+++ Data rows +++
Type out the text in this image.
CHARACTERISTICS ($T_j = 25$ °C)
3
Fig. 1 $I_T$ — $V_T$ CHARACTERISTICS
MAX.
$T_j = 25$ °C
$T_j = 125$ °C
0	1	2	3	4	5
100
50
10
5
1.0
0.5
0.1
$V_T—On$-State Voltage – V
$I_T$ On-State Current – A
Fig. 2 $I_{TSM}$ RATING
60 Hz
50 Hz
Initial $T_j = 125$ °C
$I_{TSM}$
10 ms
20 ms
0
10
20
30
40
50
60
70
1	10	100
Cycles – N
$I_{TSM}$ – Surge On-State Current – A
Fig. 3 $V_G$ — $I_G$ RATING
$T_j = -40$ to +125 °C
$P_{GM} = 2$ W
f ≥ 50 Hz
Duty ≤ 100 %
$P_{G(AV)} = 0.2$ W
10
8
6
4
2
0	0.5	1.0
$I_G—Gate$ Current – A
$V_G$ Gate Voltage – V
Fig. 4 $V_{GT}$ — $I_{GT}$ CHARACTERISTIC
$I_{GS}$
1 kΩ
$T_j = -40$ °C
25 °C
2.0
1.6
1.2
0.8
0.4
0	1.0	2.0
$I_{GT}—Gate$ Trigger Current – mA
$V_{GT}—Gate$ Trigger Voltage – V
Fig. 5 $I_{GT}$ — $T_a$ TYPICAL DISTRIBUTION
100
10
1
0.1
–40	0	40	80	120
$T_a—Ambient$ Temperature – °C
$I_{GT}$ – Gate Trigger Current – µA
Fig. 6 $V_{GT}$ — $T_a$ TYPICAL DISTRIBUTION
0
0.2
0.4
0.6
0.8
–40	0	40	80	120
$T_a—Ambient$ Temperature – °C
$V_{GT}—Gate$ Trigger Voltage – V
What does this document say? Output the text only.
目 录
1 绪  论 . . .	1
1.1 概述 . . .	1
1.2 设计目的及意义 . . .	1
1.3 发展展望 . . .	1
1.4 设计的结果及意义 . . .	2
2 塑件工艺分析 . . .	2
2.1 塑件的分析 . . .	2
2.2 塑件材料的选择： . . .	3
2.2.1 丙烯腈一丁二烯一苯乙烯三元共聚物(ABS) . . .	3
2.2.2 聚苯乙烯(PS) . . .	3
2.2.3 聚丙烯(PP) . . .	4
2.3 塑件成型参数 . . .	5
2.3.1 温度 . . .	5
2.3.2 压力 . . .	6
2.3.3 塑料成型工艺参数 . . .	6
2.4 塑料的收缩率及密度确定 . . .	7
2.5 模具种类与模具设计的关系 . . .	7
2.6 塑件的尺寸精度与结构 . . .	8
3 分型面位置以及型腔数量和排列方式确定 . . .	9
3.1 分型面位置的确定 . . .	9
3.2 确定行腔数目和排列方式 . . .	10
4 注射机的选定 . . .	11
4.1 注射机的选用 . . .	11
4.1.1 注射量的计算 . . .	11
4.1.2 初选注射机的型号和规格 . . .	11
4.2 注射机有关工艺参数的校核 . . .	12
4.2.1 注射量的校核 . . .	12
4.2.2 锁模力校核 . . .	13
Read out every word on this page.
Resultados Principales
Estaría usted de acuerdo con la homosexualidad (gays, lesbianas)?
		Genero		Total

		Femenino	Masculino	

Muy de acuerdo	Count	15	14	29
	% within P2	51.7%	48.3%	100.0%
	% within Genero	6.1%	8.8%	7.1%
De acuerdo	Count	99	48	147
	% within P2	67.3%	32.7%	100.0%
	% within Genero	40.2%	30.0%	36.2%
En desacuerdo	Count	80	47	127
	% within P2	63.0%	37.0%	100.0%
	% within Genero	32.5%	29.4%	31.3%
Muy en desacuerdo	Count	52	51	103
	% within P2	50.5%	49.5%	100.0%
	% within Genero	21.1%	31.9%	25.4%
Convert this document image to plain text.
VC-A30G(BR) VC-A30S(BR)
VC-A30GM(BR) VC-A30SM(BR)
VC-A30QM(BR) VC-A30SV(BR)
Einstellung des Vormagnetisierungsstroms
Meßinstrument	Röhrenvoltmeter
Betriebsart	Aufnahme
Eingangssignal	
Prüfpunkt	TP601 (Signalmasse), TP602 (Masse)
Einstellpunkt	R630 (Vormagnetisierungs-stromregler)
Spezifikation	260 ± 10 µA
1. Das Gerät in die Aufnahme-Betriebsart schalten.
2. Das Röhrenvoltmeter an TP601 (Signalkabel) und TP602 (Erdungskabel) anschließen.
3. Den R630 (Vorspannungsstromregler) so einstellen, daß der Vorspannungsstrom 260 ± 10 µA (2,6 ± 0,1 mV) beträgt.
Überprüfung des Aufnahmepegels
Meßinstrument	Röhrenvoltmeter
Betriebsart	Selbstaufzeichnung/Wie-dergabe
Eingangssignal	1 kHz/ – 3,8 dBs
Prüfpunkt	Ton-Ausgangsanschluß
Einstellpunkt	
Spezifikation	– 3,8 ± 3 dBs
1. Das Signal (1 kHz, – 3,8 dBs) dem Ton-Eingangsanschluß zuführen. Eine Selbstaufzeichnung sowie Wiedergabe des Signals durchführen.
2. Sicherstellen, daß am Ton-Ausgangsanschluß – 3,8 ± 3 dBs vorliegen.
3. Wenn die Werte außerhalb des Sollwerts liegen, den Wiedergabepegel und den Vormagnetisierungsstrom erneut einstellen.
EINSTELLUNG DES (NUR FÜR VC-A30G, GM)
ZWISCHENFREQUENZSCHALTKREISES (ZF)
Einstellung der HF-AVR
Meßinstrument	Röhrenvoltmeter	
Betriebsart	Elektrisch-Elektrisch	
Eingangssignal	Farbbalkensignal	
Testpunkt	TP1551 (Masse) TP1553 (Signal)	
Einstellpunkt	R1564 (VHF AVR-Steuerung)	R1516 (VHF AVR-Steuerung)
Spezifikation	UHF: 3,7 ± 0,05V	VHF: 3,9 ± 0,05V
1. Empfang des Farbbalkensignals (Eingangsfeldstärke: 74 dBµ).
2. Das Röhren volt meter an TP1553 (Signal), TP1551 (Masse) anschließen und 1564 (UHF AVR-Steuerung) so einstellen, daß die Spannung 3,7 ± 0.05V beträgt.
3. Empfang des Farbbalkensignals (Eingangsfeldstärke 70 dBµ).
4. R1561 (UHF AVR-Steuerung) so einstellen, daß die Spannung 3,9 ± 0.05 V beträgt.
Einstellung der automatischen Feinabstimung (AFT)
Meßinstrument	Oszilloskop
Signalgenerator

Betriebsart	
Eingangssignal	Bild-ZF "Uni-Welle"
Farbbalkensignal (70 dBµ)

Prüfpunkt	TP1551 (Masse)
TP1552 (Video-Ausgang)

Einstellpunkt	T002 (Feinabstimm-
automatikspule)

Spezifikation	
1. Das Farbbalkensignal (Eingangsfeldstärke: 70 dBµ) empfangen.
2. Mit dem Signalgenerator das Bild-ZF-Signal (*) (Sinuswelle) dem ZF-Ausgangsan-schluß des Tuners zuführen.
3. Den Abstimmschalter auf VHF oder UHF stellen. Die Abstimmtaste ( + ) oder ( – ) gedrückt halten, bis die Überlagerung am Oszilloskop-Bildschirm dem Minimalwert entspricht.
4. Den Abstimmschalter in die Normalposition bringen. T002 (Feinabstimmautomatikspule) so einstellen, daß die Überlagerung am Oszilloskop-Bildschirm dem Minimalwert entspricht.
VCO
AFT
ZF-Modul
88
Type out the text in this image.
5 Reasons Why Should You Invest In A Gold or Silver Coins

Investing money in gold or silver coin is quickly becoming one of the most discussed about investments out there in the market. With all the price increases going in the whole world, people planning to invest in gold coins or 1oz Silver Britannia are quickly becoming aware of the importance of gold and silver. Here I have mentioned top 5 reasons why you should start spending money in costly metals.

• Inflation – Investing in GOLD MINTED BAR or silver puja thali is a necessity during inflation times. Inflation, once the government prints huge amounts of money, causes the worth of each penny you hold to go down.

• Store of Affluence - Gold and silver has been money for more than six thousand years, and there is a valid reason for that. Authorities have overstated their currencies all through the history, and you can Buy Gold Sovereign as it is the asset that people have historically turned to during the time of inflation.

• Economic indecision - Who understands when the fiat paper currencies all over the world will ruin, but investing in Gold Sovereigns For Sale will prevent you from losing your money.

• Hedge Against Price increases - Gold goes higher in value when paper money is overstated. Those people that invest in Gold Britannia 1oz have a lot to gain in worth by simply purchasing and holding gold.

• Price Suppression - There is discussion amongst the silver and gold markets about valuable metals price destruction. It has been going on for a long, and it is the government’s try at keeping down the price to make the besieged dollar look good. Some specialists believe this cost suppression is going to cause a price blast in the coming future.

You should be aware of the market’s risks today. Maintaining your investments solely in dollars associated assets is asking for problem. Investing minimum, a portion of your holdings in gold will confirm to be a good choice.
+++
[Short problem]:
Look through the data and gather every line with the string "Trigger" in it.

[Result for this exercise]:
$I_{GT}—Gate$ Trigger Current – mA
$V_{GT}—Gate$ Trigger Voltage – V
$I_{GT}$ – Gate Trigger Current – µA
$V_{GT}—Gate$ Trigger Voltage – V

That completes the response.